Giter VIP home page Giter VIP logo

Comments (11)

T-X avatar T-X commented on September 24, 2024

When hard-coding the ifindex to the one from ip6gre1 (the interface the PIM bootstrap message was received on) like this:

$ git diff
diff --git a/src/netlink.c b/src/netlink.c
index a1b2f1c..5d4fbd9 100644
--- a/src/netlink.c
+++ b/src/netlink.c
@@ -214,7 +214,7 @@ getmsg(struct rtmsg *rtm, int msglen, struct rpfctl *rpf)
     parse_rtattr(rta, RTA_MAX, RTM_RTA(rtm), msglen - sizeof(*rtm));
     
     if (rta[RTA_OIF]) {
-       int ifindex = *(int *) RTA_DATA(rta[RTA_OIF]);
+       int ifindex = 134;
        
        for (vifi = 0, v = uvifs; vifi < numvifs; ++vifi, ++v) {

Then the RP-Set is refreshed successfully:

---------------------------RP-Set----------------------------
Current BSR address: fd5c:725:2841::1 Prio: 0 Timeout: 100
RP-address(Upstream)/Group prefix             Prio Hold Age
fd5c:725:2841::1(fe80::1%ip6gre1)
     ff00::/8                                 0    150  90

02:44:00.280 NETLINK: ask path to fd5c:725:2841::1
02:44:00.280 NETLINK: vif 0, ifindex=134
02:44:00.280 NETLINK: gateway is fe80::5054:ff:fe0c:bbeb
---------------------------RP-Set----------------------------
Current BSR address: fd5c:725:2841::1 Prio: 0 Timeout: 155
RP-address(Upstream)/Group prefix             Prio Hold Age
fd5c:725:2841::1(fe80::1%ip6gre1)
     ff00::/8                                 0    150  145

Edit: Although the "NETLINK: gateway is fe80::5054:ff:fe0c:bbeb" is still bogus, that's my default router.

$ ip -6 r s | grep default
default via fe80::5054:ff:fe0c:bbeb dev wlp61s0 proto ra metric 1024 expires 1787sec hoplimit 64 pref medium

There should be no need for a gateway to reach the bootstrap router fd5c:725:2841::1 as it's an on-link host on ip6gre1.

from pim6sd.

troglobit avatar troglobit commented on September 24, 2024

That looks really odd, can't say I fully understand your setup, but I think I may have a similar problem in my limited setup with CORE. If you run a simple one-router setup I can get it to workΒΉ, but with a simple three-routers-in-a-row I cannot ... and I also see the loss of BSR on the edge routers.

__WRITTEN TASKS__:
1. Repeat a passage of the pim6sd thread word for word. Begin at the words "T-X avatar T-X" and stop after "struct rpfctl *rpf)".
2. Go on with the pim6sd thread, picking up right after its last sentence.
The listing comes from a separate source, not from the pim6sd thread.

__RECORD LIST__:
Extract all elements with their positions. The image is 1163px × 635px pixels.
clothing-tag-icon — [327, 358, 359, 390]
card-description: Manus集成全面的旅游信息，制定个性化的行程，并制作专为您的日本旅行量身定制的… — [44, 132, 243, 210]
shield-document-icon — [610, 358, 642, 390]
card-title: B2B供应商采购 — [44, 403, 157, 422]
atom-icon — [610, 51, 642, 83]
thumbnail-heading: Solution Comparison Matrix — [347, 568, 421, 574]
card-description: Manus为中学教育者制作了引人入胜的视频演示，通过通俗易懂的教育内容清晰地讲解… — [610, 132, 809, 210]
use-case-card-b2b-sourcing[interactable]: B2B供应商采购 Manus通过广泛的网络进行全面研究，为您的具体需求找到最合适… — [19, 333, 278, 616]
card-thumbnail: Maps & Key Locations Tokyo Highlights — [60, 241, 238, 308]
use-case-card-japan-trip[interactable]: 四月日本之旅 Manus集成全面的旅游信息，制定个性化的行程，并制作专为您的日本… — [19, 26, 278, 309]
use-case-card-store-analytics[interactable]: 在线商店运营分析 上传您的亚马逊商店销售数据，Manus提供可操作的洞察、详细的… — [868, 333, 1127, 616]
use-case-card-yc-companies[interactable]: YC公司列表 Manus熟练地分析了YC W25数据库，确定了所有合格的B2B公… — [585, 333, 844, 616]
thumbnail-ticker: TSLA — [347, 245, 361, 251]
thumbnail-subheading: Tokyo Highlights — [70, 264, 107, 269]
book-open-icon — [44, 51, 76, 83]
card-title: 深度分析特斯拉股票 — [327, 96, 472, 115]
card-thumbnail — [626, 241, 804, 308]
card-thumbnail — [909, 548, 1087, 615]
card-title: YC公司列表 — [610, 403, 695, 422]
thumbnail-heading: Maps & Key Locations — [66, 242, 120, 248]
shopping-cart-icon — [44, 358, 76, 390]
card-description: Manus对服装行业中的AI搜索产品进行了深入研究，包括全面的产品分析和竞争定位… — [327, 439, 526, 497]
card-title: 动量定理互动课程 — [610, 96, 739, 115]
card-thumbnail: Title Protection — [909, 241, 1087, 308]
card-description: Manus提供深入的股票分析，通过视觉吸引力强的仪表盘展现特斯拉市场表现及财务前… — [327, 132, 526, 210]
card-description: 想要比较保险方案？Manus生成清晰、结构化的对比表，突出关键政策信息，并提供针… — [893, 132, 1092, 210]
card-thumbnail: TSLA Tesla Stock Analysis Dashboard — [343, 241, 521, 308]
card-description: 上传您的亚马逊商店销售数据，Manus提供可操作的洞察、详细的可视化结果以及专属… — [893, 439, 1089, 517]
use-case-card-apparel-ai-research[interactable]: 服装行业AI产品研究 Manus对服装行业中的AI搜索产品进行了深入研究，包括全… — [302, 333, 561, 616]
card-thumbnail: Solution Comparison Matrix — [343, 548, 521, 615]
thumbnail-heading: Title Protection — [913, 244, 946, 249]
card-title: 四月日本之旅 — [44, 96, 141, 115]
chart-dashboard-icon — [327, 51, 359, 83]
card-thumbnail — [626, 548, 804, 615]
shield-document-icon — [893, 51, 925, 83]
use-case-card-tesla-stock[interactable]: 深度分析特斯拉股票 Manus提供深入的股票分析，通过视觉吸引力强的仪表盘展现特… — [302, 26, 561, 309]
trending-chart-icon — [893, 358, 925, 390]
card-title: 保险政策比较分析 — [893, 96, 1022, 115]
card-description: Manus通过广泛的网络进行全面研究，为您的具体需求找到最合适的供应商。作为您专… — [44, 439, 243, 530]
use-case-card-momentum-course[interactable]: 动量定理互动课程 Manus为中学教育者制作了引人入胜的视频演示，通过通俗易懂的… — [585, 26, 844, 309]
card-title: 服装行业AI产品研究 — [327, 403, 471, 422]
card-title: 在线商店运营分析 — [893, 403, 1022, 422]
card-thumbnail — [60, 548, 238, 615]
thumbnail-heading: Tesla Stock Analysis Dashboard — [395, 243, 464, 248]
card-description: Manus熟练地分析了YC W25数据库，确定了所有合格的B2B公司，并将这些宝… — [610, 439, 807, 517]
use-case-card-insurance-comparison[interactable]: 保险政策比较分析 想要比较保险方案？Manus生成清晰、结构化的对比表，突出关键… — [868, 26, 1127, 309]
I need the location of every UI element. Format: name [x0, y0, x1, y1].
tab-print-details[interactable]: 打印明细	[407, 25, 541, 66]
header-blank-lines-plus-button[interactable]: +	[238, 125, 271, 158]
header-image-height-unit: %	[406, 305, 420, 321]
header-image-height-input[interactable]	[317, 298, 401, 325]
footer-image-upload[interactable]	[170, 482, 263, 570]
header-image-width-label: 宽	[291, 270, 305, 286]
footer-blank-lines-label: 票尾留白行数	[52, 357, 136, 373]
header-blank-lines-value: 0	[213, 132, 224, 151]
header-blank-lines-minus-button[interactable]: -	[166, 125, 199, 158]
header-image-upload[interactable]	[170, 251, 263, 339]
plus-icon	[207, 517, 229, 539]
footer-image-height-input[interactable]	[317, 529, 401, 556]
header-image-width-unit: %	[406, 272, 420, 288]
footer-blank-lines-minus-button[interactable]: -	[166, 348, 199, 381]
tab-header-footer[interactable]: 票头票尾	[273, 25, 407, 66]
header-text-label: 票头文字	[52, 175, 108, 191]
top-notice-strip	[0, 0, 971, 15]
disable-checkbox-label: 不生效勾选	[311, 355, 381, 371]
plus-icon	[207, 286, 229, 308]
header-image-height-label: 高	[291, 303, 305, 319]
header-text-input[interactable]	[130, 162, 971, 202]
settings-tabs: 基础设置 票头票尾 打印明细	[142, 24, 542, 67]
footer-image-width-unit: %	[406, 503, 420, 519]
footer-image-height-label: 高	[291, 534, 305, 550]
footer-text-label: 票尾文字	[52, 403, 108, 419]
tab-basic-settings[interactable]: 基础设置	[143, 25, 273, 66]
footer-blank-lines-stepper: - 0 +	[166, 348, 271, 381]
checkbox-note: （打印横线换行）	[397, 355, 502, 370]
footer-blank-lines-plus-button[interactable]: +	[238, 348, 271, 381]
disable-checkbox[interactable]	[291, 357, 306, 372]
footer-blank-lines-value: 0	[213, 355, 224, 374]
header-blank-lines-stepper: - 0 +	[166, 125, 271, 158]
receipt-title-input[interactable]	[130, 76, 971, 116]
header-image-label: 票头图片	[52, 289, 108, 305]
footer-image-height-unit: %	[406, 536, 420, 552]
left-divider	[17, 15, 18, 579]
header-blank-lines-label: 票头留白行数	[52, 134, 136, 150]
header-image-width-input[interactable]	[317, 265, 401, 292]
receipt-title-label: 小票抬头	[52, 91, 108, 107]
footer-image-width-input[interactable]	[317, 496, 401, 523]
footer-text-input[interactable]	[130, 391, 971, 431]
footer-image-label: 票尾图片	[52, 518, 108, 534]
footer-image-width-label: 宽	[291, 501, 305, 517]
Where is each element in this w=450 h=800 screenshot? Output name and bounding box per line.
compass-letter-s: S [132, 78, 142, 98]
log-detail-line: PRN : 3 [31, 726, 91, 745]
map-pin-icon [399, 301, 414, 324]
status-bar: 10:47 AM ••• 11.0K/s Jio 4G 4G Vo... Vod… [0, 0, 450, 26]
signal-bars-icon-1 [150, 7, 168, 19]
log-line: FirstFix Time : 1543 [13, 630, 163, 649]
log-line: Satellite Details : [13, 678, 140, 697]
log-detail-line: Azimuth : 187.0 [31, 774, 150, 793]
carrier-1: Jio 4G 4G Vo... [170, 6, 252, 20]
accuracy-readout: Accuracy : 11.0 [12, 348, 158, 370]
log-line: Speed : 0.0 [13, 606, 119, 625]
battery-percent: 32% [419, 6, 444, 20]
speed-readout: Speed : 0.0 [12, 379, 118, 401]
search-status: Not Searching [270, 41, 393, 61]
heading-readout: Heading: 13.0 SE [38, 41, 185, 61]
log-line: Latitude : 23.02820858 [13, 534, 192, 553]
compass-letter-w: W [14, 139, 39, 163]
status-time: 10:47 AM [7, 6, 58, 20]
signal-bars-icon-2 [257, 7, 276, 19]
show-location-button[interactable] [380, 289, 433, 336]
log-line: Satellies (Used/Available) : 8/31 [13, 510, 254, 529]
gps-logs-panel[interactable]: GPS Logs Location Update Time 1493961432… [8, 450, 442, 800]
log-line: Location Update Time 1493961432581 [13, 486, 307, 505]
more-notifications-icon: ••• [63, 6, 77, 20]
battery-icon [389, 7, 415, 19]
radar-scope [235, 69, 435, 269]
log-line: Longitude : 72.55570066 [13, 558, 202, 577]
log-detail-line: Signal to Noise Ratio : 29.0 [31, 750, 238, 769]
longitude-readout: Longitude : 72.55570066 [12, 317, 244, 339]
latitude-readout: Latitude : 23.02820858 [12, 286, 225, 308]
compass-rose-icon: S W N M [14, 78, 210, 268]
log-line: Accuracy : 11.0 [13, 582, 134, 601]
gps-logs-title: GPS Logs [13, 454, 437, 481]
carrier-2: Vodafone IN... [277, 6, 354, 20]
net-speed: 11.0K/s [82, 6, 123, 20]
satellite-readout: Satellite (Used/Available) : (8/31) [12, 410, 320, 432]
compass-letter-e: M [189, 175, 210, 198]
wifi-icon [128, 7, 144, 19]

__TASK RESULTS__:
1.
T-X avatar T-X commented on September 24, 2024

When hard-coding the ifindex to the one from ip6gre1 (the interface the PIM bootstrap message was received on) like this:

$ git diff
diff --git a/src/netlink.c b/src/netlink.c
index a1b2f1c..5d4fbd9 100644
--- a/src/netlink.c
+++ b/src/netlink.c
@@ -214,7 +214,7 @@ getmsg(struct rtmsg *rtm, int msglen, struct rpfctl *rpf)

2.
I'm trying out different setup right now and will continue debugging from my end. Hopefully it's the same root cause.


ΒΉ I have to add the following two lines from pim6sd.conf(5)

cand_bootstrap_router;
cand_rp;

from pim6sd.

T-X avatar T-X commented on September 24, 2024

Here's a script which should reproduce the problem within network namespaces:

https://gist.github.com/T-X/a1352078c24f5419c4566f0290f58dde

It's a simple two router setup, each of them has their own network namespace. And they each have one network namespace attached to them for downstream hosts:

[NS:client0] <---> [NS:router0] <---> [NS:router1] <---> [NS:client1]

As you can see in the pimtest-router1.log the BSR is first added correctly but later times out and in between the bootstrap messages get rejected.

The output is slightly different, but seems like the same issue:

19:17:28.578 NETLINK: ask path to fd5c:725:2841::1
19:17:28.578 warning - netlink get_route: Network is unreachable
19:17:28.579 receive_pim6_bootstrap: can't find a route to the BSR(fd5c:725:2841::1)

It's maybe a PIM specific thing (still learning / reading about it), but I'm confused that pim6sd tries to retrieve a unicast route to the BSR in userspace. Shouldn't that be something the kernel should just do?

from pim6sd.

T-X avatar T-X commented on September 24, 2024

And adding a default route to the end of setup() in the pimtest-bootstrap.sh makes things work:

$NSR1 ip -6 route add default dev wan0

=>

---------------------------RP-Set----------------------------
Current BSR address: fd5c:725:2841::1 Prio: 0 Timeout: 120
RP-address(Upstream)/Group prefix             Prio Hold Age
fd5c:725:2841::1(fe80::5ca2:fff:feee:be08%wan0)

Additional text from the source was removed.